Data for this task:

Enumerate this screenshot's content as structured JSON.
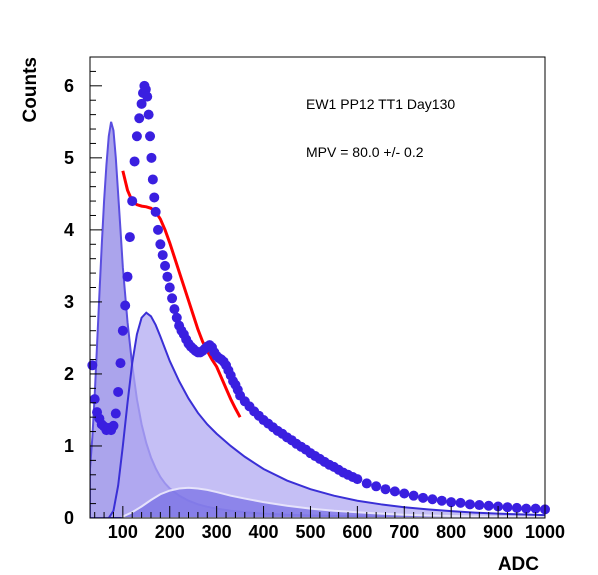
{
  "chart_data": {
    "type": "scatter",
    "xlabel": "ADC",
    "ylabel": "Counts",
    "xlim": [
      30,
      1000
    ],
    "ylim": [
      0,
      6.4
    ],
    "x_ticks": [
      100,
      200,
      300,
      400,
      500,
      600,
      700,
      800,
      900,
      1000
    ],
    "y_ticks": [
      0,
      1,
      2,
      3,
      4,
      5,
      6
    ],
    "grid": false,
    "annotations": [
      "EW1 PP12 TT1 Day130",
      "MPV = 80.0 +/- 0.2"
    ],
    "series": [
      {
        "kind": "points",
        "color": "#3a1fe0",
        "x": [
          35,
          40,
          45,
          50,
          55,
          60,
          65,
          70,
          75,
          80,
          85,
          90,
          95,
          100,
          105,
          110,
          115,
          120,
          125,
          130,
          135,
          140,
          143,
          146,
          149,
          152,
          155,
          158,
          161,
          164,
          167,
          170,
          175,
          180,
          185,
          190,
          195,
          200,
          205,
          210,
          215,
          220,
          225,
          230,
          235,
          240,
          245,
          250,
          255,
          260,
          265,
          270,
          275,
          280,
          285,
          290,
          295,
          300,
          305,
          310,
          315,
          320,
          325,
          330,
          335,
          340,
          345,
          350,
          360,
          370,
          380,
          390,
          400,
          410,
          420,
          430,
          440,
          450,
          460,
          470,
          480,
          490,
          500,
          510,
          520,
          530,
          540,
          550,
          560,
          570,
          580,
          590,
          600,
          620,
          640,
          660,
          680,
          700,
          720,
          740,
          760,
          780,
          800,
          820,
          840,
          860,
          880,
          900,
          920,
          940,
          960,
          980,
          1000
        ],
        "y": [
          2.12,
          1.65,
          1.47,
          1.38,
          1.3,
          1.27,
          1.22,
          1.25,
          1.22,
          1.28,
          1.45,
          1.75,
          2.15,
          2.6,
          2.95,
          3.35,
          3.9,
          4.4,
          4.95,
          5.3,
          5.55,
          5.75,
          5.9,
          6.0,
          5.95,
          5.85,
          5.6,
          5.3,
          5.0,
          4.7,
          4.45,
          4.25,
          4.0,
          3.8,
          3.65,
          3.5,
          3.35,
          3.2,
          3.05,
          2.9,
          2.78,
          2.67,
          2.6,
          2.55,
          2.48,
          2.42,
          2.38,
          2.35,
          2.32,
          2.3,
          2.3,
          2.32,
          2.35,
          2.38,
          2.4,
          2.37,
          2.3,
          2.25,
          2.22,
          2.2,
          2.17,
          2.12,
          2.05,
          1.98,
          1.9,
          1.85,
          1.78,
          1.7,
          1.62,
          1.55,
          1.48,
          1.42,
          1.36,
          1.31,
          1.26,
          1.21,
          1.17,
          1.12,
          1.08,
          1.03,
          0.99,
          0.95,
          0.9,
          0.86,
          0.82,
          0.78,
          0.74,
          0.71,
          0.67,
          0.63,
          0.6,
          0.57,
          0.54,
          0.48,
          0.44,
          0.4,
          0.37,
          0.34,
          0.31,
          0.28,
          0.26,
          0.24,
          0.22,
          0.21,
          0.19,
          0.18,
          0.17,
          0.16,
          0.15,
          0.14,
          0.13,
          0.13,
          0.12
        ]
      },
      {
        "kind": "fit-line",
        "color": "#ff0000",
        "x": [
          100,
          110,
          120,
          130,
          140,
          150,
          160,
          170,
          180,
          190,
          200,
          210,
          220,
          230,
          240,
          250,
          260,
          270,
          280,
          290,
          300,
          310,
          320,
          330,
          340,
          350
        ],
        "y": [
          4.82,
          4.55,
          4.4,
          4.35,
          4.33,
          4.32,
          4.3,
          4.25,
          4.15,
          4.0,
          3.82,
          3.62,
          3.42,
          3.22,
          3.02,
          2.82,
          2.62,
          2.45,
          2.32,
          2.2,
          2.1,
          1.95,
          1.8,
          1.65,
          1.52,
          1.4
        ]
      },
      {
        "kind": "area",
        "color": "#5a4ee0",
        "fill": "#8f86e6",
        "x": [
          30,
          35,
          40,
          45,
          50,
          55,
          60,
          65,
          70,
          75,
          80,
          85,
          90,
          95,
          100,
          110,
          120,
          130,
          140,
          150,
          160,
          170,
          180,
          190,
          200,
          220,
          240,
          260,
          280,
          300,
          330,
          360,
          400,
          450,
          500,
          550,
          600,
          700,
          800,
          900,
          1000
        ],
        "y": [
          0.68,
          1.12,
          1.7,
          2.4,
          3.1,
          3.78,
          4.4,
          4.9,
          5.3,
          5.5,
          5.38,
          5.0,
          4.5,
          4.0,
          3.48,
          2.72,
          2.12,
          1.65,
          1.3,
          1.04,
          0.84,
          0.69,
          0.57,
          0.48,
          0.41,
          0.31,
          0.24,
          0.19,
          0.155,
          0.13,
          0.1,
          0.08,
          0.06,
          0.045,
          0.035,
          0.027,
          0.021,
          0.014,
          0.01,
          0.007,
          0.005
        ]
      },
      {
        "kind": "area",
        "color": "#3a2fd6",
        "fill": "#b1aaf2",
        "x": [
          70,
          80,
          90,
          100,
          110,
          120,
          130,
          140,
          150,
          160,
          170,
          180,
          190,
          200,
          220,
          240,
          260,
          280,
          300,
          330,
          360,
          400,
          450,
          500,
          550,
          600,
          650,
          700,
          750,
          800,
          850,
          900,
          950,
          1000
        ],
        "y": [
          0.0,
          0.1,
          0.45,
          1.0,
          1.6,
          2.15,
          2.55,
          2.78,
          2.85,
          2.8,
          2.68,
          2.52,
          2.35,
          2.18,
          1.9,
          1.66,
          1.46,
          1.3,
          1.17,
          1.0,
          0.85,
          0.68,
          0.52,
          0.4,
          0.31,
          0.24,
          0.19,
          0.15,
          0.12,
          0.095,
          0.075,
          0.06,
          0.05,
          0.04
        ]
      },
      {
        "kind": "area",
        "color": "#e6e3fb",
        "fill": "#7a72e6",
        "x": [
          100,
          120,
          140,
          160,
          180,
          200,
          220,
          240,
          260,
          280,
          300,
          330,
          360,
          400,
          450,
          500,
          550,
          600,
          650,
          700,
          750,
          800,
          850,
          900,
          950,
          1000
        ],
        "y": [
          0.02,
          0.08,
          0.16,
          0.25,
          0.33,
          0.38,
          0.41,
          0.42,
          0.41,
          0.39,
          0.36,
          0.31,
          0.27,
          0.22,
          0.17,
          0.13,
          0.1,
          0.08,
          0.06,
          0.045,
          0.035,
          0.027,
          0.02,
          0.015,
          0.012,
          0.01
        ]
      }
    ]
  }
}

Given request:
All of the records above must be copied exactly, except for the pictures.

Finished task:
Enumerate this screenshot's content as structured JSON.
{
  "chart_data": {
    "type": "scatter",
    "xlabel": "ADC",
    "ylabel": "Counts",
    "xlim": [
      30,
      1000
    ],
    "ylim": [
      0,
      6.4
    ],
    "x_ticks": [
      100,
      200,
      300,
      400,
      500,
      600,
      700,
      800,
      900,
      1000
    ],
    "y_ticks": [
      0,
      1,
      2,
      3,
      4,
      5,
      6
    ],
    "grid": false,
    "annotations": [
      "EW1 PP12 TT1 Day130",
      "MPV = 80.0 +/- 0.2"
    ],
    "series": [
      {
        "kind": "points",
        "color": "#3a1fe0",
        "x": [
          35,
          40,
          45,
          50,
          55,
          60,
          65,
          70,
          75,
          80,
          85,
          90,
          95,
          100,
          105,
          110,
          115,
          120,
          125,
          130,
          135,
          140,
          143,
          146,
          149,
          152,
          155,
          158,
          161,
          164,
          167,
          170,
          175,
          180,
          185,
          190,
          195,
          200,
          205,
          210,
          215,
          220,
          225,
          230,
          235,
          240,
          245,
          250,
          255,
          260,
          265,
          270,
          275,
          280,
          285,
          290,
          295,
          300,
          305,
          310,
          315,
          320,
          325,
          330,
          335,
          340,
          345,
          350,
          360,
          370,
          380,
          390,
          400,
          410,
          420,
          430,
          440,
          450,
          460,
          470,
          480,
          490,
          500,
          510,
          520,
          530,
          540,
          550,
          560,
          570,
          580,
          590,
          600,
          620,
          640,
          660,
          680,
          700,
          720,
          740,
          760,
          780,
          800,
          820,
          840,
          860,
          880,
          900,
          920,
          940,
          960,
          980,
          1000
        ],
        "y": [
          2.12,
          1.65,
          1.47,
          1.38,
          1.3,
          1.27,
          1.22,
          1.25,
          1.22,
          1.28,
          1.45,
          1.75,
          2.15,
          2.6,
          2.95,
          3.35,
          3.9,
          4.4,
          4.95,
          5.3,
          5.55,
          5.75,
          5.9,
          6.0,
          5.95,
          5.85,
          5.6,
          5.3,
          5.0,
          4.7,
          4.45,
          4.25,
          4.0,
          3.8,
          3.65,
          3.5,
          3.35,
          3.2,
          3.05,
          2.9,
          2.78,
          2.67,
          2.6,
          2.55,
          2.48,
          2.42,
          2.38,
          2.35,
          2.32,
          2.3,
          2.3,
          2.32,
          2.35,
          2.38,
          2.4,
          2.37,
          2.3,
          2.25,
          2.22,
          2.2,
          2.17,
          2.12,
          2.05,
          1.98,
          1.9,
          1.85,
          1.78,
          1.7,
          1.62,
          1.55,
          1.48,
          1.42,
          1.36,
          1.31,
          1.26,
          1.21,
          1.17,
          1.12,
          1.08,
          1.03,
          0.99,
          0.95,
          0.9,
          0.86,
          0.82,
          0.78,
          0.74,
          0.71,
          0.67,
          0.63,
          0.6,
          0.57,
          0.54,
          0.48,
          0.44,
          0.4,
          0.37,
          0.34,
          0.31,
          0.28,
          0.26,
          0.24,
          0.22,
          0.21,
          0.19,
          0.18,
          0.17,
          0.16,
          0.15,
          0.14,
          0.13,
          0.13,
          0.12
        ]
      },
      {
        "kind": "fit-line",
        "color": "#ff0000",
        "x": [
          100,
          110,
          120,
          130,
          140,
          150,
          160,
          170,
          180,
          190,
          200,
          210,
          220,
          230,
          240,
          250,
          260,
          270,
          280,
          290,
          300,
          310,
          320,
          330,
          340,
          350
        ],
        "y": [
          4.82,
          4.55,
          4.4,
          4.35,
          4.33,
          4.32,
          4.3,
          4.25,
          4.15,
          4.0,
          3.82,
          3.62,
          3.42,
          3.22,
          3.02,
          2.82,
          2.62,
          2.45,
          2.32,
          2.2,
          2.1,
          1.95,
          1.8,
          1.65,
          1.52,
          1.4
        ]
      },
      {
        "kind": "area",
        "color": "#5a4ee0",
        "fill": "#8f86e6",
        "x": [
          30,
          35,
          40,
          45,
          50,
          55,
          60,
          65,
          70,
          75,
          80,
          85,
          90,
          95,
          100,
          110,
          120,
          130,
          140,
          150,
          160,
          170,
          180,
          190,
          200,
          220,
          240,
          260,
          280,
          300,
          330,
          360,
          400,
          450,
          500,
          550,
          600,
          700,
          800,
          900,
          1000
        ],
        "y": [
          0.68,
          1.12,
          1.7,
          2.4,
          3.1,
          3.78,
          4.4,
          4.9,
          5.3,
          5.5,
          5.38,
          5.0,
          4.5,
          4.0,
          3.48,
          2.72,
          2.12,
          1.65,
          1.3,
          1.04,
          0.84,
          0.69,
          0.57,
          0.48,
          0.41,
          0.31,
          0.24,
          0.19,
          0.155,
          0.13,
          0.1,
          0.08,
          0.06,
          0.045,
          0.035,
          0.027,
          0.021,
          0.014,
          0.01,
          0.007,
          0.005
        ]
      },
      {
        "kind": "area",
        "color": "#3a2fd6",
        "fill": "#b1aaf2",
        "x": [
          70,
          80,
          90,
          100,
          110,
          120,
          130,
          140,
          150,
          160,
          170,
          180,
          190,
          200,
          220,
          240,
          260,
          280,
          300,
          330,
          360,
          400,
          450,
          500,
          550,
          600,
          650,
          700,
          750,
          800,
          850,
          900,
          950,
          1000
        ],
        "y": [
          0.0,
          0.1,
          0.45,
          1.0,
          1.6,
          2.15,
          2.55,
          2.78,
          2.85,
          2.8,
          2.68,
          2.52,
          2.35,
          2.18,
          1.9,
          1.66,
          1.46,
          1.3,
          1.17,
          1.0,
          0.85,
          0.68,
          0.52,
          0.4,
          0.31,
          0.24,
          0.19,
          0.15,
          0.12,
          0.095,
          0.075,
          0.06,
          0.05,
          0.04
        ]
      },
      {
        "kind": "area",
        "color": "#e6e3fb",
        "fill": "#7a72e6",
        "x": [
          100,
          120,
          140,
          160,
          180,
          200,
          220,
          240,
          260,
          280,
          300,
          330,
          360,
          400,
          450,
          500,
          550,
          600,
          650,
          700,
          750,
          800,
          850,
          900,
          950,
          1000
        ],
        "y": [
          0.02,
          0.08,
          0.16,
          0.25,
          0.33,
          0.38,
          0.41,
          0.42,
          0.41,
          0.39,
          0.36,
          0.31,
          0.27,
          0.22,
          0.17,
          0.13,
          0.1,
          0.08,
          0.06,
          0.045,
          0.035,
          0.027,
          0.02,
          0.015,
          0.012,
          0.01
        ]
      }
    ]
  }
}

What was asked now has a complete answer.